The records below should be written out again, exactly.

--- BEGIN RAW RECORDS ---

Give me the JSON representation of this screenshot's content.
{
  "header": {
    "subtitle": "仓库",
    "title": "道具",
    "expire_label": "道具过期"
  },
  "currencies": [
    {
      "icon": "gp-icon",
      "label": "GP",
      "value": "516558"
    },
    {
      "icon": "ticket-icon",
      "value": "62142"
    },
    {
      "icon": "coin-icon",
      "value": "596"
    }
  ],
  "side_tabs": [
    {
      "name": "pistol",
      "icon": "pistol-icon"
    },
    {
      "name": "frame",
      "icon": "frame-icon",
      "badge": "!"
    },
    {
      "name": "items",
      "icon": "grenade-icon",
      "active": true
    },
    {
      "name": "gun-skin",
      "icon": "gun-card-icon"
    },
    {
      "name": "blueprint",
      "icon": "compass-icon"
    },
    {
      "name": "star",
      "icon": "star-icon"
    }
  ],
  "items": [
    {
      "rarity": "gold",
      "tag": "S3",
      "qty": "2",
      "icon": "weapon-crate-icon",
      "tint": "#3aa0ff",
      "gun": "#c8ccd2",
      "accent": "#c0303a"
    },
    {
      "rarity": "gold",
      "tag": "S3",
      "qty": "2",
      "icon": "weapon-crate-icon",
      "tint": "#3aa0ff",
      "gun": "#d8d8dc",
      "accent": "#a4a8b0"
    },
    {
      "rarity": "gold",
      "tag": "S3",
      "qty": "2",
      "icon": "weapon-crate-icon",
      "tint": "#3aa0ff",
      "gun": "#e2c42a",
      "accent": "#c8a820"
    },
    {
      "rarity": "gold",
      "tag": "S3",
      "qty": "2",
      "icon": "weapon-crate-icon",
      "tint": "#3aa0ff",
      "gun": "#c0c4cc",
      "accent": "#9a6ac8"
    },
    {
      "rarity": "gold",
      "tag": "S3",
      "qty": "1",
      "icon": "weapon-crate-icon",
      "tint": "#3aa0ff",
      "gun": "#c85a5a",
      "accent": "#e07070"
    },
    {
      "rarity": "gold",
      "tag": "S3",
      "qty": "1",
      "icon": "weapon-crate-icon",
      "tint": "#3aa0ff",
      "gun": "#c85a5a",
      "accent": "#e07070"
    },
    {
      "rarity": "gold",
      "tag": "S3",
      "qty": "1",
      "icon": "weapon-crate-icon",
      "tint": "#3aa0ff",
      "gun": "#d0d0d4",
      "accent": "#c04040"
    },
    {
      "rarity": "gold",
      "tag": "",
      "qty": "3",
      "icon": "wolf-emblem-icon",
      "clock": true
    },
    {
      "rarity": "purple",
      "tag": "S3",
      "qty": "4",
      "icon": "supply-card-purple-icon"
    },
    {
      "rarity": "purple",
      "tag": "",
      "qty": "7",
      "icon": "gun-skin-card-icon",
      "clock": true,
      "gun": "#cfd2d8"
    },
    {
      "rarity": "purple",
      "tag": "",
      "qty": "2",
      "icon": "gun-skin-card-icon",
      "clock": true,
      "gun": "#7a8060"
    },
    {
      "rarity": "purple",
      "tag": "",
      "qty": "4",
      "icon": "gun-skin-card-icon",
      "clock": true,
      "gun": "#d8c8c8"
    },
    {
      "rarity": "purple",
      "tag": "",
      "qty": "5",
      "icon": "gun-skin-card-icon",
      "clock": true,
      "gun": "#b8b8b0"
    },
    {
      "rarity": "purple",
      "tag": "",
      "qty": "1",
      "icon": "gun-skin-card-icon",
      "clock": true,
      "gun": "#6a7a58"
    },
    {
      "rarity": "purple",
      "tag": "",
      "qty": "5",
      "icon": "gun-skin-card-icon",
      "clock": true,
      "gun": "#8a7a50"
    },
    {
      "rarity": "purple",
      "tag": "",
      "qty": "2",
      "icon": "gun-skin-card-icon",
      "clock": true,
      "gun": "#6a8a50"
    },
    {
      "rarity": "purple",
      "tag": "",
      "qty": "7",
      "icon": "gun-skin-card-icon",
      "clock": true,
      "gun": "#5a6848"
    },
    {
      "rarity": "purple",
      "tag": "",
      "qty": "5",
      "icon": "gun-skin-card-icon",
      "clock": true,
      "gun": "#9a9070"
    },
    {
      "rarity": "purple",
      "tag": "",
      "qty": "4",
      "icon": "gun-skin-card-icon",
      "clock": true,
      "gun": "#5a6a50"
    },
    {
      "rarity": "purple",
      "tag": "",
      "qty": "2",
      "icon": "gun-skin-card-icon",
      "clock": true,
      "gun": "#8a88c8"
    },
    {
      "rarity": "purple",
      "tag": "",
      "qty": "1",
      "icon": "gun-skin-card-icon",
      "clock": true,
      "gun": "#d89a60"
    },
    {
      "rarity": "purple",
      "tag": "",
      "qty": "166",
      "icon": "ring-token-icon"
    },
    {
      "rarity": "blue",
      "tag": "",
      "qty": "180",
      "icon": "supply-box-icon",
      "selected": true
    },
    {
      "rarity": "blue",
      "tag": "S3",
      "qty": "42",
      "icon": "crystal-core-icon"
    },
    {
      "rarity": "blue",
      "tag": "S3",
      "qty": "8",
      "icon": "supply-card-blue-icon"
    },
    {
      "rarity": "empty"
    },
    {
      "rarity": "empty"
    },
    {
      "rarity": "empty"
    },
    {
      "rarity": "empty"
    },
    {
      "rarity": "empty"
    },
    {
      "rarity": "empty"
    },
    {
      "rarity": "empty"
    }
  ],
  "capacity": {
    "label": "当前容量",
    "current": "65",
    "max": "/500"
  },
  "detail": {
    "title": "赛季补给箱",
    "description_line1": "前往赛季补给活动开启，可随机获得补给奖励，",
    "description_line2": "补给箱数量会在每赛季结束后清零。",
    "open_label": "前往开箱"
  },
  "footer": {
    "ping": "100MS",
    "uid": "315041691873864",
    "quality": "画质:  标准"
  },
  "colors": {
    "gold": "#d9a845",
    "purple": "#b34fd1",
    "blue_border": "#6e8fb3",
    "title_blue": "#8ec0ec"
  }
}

--- END RAW RECORDS ---

### ANSWER BELOW
Give me the JSON representation of this screenshot's content.
{
  "header": {
    "subtitle": "仓库",
    "title": "道具",
    "expire_label": "道具过期"
  },
  "currencies": [
    {
      "icon": "gp-icon",
      "label": "GP",
      "value": "516558"
    },
    {
      "icon": "ticket-icon",
      "value": "62142"
    },
    {
      "icon": "coin-icon",
      "value": "596"
    }
  ],
  "side_tabs": [
    {
      "name": "pistol",
      "icon": "pistol-icon"
    },
    {
      "name": "frame",
      "icon": "frame-icon",
      "badge": "!"
    },
    {
      "name": "items",
      "icon": "grenade-icon",
      "active": true
    },
    {
      "name": "gun-skin",
      "icon": "gun-card-icon"
    },
    {
      "name": "blueprint",
      "icon": "compass-icon"
    },
    {
      "name": "star",
      "icon": "star-icon"
    }
  ],
  "items": [
    {
      "rarity": "gold",
      "tag": "S3",
      "qty": "2",
      "icon": "weapon-crate-icon",
      "tint": "#3aa0ff",
      "gun": "#c8ccd2",
      "accent": "#c0303a"
    },
    {
      "rarity": "gold",
      "tag": "S3",
      "qty": "2",
      "icon": "weapon-crate-icon",
      "tint": "#3aa0ff",
      "gun": "#d8d8dc",
      "accent": "#a4a8b0"
    },
    {
      "rarity": "gold",
      "tag": "S3",
      "qty": "2",
      "icon": "weapon-crate-icon",
      "tint": "#3aa0ff",
      "gun": "#e2c42a",
      "accent": "#c8a820"
    },
    {
      "rarity": "gold",
      "tag": "S3",
      "qty": "2",
      "icon": "weapon-crate-icon",
      "tint": "#3aa0ff",
      "gun": "#c0c4cc",
      "accent": "#9a6ac8"
    },
    {
      "rarity": "gold",
      "tag": "S3",
      "qty": "1",
      "icon": "weapon-crate-icon",
      "tint": "#3aa0ff",
      "gun": "#c85a5a",
      "accent": "#e07070"
    },
    {
      "rarity": "gold",
      "tag": "S3",
      "qty": "1",
      "icon": "weapon-crate-icon",
      "tint": "#3aa0ff",
      "gun": "#c85a5a",
      "accent": "#e07070"
    },
    {
      "rarity": "gold",
      "tag": "S3",
      "qty": "1",
      "icon": "weapon-crate-icon",
      "tint": "#3aa0ff",
      "gun": "#d0d0d4",
      "accent": "#c04040"
    },
    {
      "rarity": "gold",
      "tag": "",
      "qty": "3",
      "icon": "wolf-emblem-icon",
      "clock": true
    },
    {
      "rarity": "purple",
      "tag": "S3",
      "qty": "4",
      "icon": "supply-card-purple-icon"
    },
    {
      "rarity": "purple",
      "tag": "",
      "qty": "7",
      "icon": "gun-skin-card-icon",
      "clock": true,
      "gun": "#cfd2d8"
    },
    {
      "rarity": "purple",
      "tag": "",
      "qty": "2",
      "icon": "gun-skin-card-icon",
      "clock": true,
      "gun": "#7a8060"
    },
    {
      "rarity": "purple",
      "tag": "",
      "qty": "4",
      "icon": "gun-skin-card-icon",
      "clock": true,
      "gun": "#d8c8c8"
    },
    {
      "rarity": "purple",
      "tag": "",
      "qty": "5",
      "icon": "gun-skin-card-icon",
      "clock": true,
      "gun": "#b8b8b0"
    },
    {
      "rarity": "purple",
      "tag": "",
      "qty": "1",
      "icon": "gun-skin-card-icon",
      "clock": true,
      "gun": "#6a7a58"
    },
    {
      "rarity": "purple",
      "tag": "",
      "qty": "5",
      "icon": "gun-skin-card-icon",
      "clock": true,
      "gun": "#8a7a50"
    },
    {
      "rarity": "purple",
      "tag": "",
      "qty": "2",
      "icon": "gun-skin-card-icon",
      "clock": true,
      "gun": "#6a8a50"
    },
    {
      "rarity": "purple",
      "tag": "",
      "qty": "7",
      "icon": "gun-skin-card-icon",
      "clock": true,
      "gun": "#5a6848"
    },
    {
      "rarity": "purple",
      "tag": "",
      "qty": "5",
      "icon": "gun-skin-card-icon",
      "clock": true,
      "gun": "#9a9070"
    },
    {
      "rarity": "purple",
      "tag": "",
      "qty": "4",
      "icon": "gun-skin-card-icon",
      "clock": true,
      "gun": "#5a6a50"
    },
    {
      "rarity": "purple",
      "tag": "",
      "qty": "2",
      "icon": "gun-skin-card-icon",
      "clock": true,
      "gun": "#8a88c8"
    },
    {
      "rarity": "purple",
      "tag": "",
      "qty": "1",
      "icon": "gun-skin-card-icon",
      "clock": true,
      "gun": "#d89a60"
    },
    {
      "rarity": "purple",
      "tag": "",
      "qty": "166",
      "icon": "ring-token-icon"
    },
    {
      "rarity": "blue",
      "tag": "",
      "qty": "180",
      "icon": "supply-box-icon",
      "selected": true
    },
    {
      "rarity": "blue",
      "tag": "S3",
      "qty": "42",
      "icon": "crystal-core-icon"
    },
    {
      "rarity": "blue",
      "tag": "S3",
      "qty": "8",
      "icon": "supply-card-blue-icon"
    },
    {
      "rarity": "empty"
    },
    {
      "rarity": "empty"
    },
    {
      "rarity": "empty"
    },
    {
      "rarity": "empty"
    },
    {
      "rarity": "empty"
    },
    {
      "rarity": "empty"
    },
    {
      "rarity": "empty"
    }
  ],
  "capacity": {
    "label": "当前容量",
    "current": "65",
    "max": "/500"
  },
  "detail": {
    "title": "赛季补给箱",
    "description_line1": "前往赛季补给活动开启，可随机获得补给奖励，",
    "description_line2": "补给箱数量会在每赛季结束后清零。",
    "open_label": "前往开箱"
  },
  "footer": {
    "ping": "100MS",
    "uid": "315041691873864",
    "quality": "画质:  标准"
  },
  "colors": {
    "gold": "#d9a845",
    "purple": "#b34fd1",
    "blue_border": "#6e8fb3",
    "title_blue": "#8ec0ec"
  }
}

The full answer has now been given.